WHAT IS REQUIRED
Rewrite the listing, from its first line through the line containing "reason-cell: Client left bbox=[267, 378, 334, 389]", as a Markdown table with the columns Row and Line, skipping any blank lines.

┌─ PROVIDED DATA

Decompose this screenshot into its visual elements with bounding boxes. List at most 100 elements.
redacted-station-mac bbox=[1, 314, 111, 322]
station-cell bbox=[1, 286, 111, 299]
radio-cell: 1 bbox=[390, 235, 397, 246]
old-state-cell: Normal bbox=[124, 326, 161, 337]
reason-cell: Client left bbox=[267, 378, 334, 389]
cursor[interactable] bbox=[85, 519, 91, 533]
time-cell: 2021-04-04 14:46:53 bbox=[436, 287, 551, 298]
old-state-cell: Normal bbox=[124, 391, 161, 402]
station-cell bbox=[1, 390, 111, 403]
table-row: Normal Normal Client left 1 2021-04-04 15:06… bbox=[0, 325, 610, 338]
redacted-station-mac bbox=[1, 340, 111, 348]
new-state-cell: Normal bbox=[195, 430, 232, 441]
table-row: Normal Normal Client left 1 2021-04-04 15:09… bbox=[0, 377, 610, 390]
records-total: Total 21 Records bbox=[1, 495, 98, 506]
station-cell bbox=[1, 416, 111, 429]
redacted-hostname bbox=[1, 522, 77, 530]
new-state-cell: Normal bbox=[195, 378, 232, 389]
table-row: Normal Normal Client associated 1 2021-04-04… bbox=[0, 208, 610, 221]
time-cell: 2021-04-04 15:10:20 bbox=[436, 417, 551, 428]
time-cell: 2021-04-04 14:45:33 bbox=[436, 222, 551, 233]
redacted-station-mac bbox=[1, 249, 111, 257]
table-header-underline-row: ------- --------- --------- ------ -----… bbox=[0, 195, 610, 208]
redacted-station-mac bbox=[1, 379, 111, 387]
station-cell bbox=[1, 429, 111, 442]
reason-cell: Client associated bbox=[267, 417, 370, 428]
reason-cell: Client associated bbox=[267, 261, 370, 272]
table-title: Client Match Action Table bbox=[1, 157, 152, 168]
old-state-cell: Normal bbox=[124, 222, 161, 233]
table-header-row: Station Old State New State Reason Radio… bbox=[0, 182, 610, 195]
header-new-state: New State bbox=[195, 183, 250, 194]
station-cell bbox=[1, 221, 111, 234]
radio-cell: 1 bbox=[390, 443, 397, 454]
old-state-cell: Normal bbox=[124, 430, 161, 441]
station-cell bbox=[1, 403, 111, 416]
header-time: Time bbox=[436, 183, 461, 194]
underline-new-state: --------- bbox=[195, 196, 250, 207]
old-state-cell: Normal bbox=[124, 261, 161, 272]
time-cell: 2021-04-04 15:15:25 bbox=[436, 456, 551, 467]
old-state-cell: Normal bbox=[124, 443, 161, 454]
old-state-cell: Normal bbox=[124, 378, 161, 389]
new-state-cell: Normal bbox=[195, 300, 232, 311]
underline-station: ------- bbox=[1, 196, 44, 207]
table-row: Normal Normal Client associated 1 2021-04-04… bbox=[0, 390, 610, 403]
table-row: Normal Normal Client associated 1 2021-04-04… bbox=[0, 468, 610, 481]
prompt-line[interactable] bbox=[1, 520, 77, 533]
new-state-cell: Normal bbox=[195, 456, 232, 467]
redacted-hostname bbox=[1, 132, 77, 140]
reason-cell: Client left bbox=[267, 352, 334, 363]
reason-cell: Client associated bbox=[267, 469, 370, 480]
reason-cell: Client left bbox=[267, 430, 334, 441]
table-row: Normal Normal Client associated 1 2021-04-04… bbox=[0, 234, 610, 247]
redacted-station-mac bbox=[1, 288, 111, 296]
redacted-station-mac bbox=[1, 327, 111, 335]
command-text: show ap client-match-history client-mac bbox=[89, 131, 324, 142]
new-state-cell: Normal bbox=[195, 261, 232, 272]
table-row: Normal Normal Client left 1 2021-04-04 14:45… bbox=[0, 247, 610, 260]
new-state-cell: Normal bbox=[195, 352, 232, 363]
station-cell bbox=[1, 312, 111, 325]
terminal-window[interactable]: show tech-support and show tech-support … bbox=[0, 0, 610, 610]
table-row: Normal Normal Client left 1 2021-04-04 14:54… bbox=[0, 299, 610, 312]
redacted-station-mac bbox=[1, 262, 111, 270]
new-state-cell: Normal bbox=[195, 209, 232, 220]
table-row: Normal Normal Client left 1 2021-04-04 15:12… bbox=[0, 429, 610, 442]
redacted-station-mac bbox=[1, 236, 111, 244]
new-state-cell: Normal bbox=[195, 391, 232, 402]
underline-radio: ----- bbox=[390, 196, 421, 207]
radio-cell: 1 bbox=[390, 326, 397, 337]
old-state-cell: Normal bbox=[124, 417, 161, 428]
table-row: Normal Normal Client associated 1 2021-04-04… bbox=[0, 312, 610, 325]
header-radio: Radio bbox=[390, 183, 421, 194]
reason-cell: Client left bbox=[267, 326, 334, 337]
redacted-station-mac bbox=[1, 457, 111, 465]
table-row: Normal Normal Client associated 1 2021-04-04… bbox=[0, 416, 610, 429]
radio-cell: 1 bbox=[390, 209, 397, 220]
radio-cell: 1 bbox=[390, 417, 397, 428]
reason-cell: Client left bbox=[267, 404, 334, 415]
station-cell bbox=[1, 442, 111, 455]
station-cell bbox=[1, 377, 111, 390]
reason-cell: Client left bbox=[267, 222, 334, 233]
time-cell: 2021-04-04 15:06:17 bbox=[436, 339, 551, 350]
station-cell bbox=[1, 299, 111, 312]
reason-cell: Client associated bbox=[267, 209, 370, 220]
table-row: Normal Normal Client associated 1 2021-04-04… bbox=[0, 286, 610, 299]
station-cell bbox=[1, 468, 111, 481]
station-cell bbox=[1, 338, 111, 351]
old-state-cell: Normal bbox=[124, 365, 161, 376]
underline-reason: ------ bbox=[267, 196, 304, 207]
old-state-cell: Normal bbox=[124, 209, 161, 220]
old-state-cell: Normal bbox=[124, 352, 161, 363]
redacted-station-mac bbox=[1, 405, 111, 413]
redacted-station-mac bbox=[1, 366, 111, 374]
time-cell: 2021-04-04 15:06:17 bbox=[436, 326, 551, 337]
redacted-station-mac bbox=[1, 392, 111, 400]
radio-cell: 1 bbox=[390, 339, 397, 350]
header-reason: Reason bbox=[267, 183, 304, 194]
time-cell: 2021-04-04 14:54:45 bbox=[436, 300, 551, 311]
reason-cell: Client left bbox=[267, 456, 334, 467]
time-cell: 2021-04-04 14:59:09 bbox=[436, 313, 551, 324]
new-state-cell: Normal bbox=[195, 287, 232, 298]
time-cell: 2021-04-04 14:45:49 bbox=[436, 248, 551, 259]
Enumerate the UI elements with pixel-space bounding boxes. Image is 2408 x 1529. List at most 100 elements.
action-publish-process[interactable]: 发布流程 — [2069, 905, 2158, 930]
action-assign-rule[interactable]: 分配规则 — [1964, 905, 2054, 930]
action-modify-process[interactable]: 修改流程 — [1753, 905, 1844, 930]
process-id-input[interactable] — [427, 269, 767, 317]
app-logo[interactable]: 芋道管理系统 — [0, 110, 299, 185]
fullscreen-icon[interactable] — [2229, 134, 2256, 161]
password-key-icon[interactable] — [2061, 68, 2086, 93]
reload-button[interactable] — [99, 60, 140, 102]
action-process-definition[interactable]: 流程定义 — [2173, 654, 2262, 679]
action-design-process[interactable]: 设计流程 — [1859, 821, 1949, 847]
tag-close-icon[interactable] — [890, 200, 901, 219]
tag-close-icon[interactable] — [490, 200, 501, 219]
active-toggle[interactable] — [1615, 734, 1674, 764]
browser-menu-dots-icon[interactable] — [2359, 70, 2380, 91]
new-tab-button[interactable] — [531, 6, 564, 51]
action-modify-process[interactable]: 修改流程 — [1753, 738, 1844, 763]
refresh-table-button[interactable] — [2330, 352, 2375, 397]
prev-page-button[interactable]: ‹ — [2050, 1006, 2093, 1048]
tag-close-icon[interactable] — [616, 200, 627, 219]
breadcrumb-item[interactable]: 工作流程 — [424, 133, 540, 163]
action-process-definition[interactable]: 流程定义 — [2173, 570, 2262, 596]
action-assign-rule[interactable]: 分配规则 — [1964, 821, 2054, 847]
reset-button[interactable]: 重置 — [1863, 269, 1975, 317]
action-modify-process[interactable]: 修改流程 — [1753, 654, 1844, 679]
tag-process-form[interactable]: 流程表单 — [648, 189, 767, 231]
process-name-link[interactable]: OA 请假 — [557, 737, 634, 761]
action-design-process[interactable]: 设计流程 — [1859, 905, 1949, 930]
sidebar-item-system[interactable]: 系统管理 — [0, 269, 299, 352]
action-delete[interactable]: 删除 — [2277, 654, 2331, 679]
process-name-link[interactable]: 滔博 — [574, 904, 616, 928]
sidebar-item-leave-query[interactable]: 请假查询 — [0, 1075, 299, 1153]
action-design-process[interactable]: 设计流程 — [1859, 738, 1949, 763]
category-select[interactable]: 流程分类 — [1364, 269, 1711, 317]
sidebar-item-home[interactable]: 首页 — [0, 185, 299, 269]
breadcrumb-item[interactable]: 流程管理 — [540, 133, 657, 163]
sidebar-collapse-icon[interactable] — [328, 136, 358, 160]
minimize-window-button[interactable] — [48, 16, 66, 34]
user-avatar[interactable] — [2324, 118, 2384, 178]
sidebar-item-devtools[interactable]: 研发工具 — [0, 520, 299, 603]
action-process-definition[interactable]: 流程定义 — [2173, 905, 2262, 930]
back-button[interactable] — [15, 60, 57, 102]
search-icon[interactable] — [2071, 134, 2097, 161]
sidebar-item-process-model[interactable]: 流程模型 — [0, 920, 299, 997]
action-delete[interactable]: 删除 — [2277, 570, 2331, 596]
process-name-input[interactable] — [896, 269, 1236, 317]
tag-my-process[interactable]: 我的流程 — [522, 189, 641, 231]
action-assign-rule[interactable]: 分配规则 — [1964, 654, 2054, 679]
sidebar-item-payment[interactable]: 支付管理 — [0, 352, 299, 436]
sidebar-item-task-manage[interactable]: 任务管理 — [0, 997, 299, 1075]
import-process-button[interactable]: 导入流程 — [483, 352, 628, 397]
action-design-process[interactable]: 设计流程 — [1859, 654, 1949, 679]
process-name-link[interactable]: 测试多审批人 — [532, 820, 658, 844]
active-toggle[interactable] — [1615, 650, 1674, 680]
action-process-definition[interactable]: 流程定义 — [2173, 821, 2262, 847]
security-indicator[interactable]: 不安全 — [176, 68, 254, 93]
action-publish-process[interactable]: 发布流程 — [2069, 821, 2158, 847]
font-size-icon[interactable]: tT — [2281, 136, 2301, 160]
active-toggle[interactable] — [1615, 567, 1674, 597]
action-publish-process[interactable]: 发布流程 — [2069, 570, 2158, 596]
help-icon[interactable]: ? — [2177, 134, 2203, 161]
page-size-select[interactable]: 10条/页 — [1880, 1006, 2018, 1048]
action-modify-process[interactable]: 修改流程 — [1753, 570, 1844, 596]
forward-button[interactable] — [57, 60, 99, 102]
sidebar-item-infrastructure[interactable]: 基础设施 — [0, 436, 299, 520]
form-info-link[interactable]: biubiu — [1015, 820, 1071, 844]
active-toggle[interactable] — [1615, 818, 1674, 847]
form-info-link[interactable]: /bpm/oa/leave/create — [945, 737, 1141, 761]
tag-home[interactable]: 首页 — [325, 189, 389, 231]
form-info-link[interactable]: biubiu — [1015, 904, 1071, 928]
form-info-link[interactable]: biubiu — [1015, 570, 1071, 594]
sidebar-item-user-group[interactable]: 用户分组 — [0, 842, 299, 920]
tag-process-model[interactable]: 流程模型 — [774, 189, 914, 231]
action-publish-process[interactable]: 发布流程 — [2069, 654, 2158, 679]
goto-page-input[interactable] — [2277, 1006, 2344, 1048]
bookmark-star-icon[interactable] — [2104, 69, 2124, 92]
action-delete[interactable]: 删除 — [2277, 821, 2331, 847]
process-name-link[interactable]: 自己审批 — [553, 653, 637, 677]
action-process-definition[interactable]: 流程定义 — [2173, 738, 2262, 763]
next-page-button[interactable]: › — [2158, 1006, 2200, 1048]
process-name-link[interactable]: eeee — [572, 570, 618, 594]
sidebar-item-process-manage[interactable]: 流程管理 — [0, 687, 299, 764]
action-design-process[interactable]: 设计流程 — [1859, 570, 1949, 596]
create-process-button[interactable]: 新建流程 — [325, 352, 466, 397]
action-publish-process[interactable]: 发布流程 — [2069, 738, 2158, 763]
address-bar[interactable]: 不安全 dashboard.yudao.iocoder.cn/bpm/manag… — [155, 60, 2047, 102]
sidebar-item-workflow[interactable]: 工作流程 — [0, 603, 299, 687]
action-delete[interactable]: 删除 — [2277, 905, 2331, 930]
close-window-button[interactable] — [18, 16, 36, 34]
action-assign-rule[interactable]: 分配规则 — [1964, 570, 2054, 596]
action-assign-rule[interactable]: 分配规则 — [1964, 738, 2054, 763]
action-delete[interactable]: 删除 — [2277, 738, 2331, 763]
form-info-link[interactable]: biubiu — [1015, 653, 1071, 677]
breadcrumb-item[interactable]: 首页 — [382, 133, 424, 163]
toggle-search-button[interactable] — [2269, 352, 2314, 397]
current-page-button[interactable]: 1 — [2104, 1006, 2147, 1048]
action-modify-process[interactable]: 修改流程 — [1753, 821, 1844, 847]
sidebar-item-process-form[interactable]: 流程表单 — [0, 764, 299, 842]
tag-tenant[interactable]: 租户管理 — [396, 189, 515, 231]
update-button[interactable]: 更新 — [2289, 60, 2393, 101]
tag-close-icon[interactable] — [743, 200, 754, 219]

└─

EXERCISE RESPONSE
| Row | Line |
|---|---|
| 1 | Decompose this screenshot into its visual elements with bounding boxes. List at most 100 elements. |
| 2 | redacted-station-mac bbox=[1, 314, 111, 322] |
| 3 | station-cell bbox=[1, 286, 111, 299] |
| 4 | radio-cell: 1 bbox=[390, 235, 397, 246] |
| 5 | old-state-cell: Normal bbox=[124, 326, 161, 337] |
| 6 | reason-cell: Client left bbox=[267, 378, 334, 389] |